**Brief:** Find all lines in the records that include the word "goes", and copy them out.

▬▬▬

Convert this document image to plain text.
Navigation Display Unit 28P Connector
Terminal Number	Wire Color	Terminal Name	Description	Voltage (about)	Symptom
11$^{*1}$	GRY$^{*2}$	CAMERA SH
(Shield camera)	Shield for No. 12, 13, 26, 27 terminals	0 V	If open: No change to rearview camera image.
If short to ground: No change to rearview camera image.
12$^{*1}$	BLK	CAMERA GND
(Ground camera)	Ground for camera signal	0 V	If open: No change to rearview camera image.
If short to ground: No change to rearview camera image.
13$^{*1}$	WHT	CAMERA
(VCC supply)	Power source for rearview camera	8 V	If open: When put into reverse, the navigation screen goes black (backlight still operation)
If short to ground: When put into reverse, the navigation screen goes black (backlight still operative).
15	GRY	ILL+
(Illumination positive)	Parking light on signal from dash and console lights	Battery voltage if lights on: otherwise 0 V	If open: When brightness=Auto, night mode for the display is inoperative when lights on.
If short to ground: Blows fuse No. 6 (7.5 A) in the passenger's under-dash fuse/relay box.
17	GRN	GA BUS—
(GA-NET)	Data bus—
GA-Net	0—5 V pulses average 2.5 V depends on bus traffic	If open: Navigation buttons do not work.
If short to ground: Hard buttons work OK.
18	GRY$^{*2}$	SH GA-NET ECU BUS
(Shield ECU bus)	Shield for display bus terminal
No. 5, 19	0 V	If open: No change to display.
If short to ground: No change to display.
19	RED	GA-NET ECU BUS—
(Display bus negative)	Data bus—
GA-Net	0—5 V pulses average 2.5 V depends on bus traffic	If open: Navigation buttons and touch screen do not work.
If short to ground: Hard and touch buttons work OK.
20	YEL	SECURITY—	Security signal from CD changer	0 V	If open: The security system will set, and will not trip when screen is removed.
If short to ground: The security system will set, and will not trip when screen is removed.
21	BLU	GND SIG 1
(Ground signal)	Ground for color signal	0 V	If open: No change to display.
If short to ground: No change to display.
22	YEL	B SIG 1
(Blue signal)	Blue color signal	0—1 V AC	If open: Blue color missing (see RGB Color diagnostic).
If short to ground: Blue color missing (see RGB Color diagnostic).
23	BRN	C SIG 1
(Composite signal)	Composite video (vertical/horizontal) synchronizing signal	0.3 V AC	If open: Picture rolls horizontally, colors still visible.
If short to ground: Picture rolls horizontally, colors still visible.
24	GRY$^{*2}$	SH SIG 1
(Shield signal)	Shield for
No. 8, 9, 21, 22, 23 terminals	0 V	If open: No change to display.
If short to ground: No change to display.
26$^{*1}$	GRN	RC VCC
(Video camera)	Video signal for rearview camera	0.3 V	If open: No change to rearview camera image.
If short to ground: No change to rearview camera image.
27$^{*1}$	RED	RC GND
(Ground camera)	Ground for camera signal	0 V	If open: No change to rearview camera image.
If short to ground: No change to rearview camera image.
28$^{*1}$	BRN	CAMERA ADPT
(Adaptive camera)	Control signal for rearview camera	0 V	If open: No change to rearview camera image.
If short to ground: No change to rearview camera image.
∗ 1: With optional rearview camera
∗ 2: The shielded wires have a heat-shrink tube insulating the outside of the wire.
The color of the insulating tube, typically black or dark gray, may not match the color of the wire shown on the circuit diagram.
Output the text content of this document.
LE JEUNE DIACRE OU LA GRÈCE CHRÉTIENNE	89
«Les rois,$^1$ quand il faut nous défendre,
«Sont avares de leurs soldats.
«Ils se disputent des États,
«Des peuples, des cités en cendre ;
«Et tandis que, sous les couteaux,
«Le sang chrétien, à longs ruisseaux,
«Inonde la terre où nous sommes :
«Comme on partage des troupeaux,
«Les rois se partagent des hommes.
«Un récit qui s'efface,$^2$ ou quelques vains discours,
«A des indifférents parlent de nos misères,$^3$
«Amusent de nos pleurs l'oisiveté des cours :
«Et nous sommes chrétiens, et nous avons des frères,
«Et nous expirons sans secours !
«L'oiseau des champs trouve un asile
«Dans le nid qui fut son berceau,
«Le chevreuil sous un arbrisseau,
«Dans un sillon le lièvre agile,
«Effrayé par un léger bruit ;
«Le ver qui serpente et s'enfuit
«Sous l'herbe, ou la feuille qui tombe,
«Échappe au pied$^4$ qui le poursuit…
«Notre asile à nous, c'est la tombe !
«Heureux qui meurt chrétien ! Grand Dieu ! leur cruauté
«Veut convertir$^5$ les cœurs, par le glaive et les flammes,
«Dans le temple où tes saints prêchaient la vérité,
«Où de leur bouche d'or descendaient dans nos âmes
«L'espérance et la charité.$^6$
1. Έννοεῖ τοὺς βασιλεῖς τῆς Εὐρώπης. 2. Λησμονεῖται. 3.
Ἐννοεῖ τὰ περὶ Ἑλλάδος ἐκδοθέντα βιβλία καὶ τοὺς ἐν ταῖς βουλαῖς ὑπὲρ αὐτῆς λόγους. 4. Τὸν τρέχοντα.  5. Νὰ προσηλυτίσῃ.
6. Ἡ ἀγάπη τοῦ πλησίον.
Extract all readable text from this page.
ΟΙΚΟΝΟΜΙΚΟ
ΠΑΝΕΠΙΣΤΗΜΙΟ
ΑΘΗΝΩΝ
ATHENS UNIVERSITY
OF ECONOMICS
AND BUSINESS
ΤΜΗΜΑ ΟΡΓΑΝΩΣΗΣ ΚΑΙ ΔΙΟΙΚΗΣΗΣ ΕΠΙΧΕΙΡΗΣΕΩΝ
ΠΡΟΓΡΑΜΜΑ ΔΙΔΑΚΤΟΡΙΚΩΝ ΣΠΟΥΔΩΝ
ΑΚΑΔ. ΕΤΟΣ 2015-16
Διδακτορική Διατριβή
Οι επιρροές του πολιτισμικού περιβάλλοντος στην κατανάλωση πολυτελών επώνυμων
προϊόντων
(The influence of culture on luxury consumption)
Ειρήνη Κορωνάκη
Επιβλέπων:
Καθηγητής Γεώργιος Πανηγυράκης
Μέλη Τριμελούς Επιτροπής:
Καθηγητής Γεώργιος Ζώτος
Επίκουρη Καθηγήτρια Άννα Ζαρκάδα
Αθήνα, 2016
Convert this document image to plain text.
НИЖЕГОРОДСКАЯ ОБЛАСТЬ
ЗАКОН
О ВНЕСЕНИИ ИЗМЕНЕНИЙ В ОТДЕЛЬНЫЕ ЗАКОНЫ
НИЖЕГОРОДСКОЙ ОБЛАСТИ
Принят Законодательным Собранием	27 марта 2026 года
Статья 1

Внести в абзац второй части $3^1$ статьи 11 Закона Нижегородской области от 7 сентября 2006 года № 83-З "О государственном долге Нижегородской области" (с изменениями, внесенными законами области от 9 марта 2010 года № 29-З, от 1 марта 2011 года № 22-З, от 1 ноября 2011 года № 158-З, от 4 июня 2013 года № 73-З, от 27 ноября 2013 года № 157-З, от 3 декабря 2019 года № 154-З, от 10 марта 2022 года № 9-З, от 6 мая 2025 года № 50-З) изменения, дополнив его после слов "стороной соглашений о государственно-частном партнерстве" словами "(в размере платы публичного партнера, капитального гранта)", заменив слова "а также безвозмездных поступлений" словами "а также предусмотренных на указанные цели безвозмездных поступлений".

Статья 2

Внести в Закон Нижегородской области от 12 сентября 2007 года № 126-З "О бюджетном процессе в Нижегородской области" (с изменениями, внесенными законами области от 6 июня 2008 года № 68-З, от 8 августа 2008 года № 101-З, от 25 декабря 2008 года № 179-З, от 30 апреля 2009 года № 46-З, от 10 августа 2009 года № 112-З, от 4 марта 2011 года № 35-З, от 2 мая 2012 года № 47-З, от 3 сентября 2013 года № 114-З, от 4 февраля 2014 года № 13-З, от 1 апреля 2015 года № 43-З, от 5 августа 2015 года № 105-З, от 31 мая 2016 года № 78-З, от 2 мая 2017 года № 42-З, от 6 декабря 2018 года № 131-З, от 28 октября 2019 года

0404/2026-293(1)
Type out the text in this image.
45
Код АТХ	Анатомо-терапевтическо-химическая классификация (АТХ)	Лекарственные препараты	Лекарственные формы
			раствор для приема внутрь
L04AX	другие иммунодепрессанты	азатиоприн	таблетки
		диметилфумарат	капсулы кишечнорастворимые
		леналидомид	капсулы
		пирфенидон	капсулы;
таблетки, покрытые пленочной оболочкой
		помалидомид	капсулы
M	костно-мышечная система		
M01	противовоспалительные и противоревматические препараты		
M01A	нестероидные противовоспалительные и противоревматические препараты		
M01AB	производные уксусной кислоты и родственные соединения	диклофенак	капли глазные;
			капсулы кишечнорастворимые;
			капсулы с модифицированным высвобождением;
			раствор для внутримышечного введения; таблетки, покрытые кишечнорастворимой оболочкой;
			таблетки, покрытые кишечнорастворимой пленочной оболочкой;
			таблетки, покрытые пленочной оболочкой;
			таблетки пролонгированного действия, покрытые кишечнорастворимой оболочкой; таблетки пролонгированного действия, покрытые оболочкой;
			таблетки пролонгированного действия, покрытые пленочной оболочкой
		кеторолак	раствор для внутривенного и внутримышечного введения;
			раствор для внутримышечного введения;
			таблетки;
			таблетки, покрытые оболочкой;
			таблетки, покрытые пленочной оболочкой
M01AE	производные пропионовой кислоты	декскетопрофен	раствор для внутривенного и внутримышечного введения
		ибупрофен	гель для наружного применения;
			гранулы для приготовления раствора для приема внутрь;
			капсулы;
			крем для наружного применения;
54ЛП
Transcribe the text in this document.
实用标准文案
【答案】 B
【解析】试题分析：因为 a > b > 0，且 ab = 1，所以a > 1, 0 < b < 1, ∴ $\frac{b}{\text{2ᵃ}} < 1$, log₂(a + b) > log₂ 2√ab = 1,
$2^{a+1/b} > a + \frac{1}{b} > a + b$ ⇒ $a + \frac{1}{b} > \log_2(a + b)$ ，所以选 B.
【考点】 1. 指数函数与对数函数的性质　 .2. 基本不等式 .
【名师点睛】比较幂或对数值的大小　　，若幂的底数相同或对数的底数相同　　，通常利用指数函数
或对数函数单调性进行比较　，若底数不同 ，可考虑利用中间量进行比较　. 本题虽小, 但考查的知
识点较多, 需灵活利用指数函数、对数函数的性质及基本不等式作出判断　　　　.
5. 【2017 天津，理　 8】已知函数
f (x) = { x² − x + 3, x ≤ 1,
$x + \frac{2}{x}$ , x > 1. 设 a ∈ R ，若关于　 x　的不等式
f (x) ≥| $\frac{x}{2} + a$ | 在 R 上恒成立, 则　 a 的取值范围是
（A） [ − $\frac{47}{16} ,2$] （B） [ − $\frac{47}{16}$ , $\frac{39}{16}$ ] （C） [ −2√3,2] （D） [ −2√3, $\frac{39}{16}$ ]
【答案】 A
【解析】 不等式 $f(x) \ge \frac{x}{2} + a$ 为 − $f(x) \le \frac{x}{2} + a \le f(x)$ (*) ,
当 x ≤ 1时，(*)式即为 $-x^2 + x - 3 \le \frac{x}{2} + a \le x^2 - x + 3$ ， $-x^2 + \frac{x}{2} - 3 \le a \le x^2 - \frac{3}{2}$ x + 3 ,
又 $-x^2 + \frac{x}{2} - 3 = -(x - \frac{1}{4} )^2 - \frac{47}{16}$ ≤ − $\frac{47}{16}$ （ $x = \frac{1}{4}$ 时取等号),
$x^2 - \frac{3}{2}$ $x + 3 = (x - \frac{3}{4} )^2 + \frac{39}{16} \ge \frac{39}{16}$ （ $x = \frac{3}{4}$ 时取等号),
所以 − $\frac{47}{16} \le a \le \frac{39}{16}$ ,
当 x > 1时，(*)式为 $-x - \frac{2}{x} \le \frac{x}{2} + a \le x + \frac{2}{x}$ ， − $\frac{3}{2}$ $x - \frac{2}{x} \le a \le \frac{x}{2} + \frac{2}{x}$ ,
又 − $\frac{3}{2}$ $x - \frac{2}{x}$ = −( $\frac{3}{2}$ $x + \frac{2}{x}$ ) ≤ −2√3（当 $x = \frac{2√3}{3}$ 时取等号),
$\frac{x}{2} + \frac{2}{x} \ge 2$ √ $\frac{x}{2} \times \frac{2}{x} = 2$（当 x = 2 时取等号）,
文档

▬▬▬

**Reply to the task:**
(VCC supply)	Power source for rearview camera	8 V	If open: When put into reverse, the navigation screen goes black (backlight still operation)
If short to ground: When put into reverse, the navigation screen goes black (backlight still operative).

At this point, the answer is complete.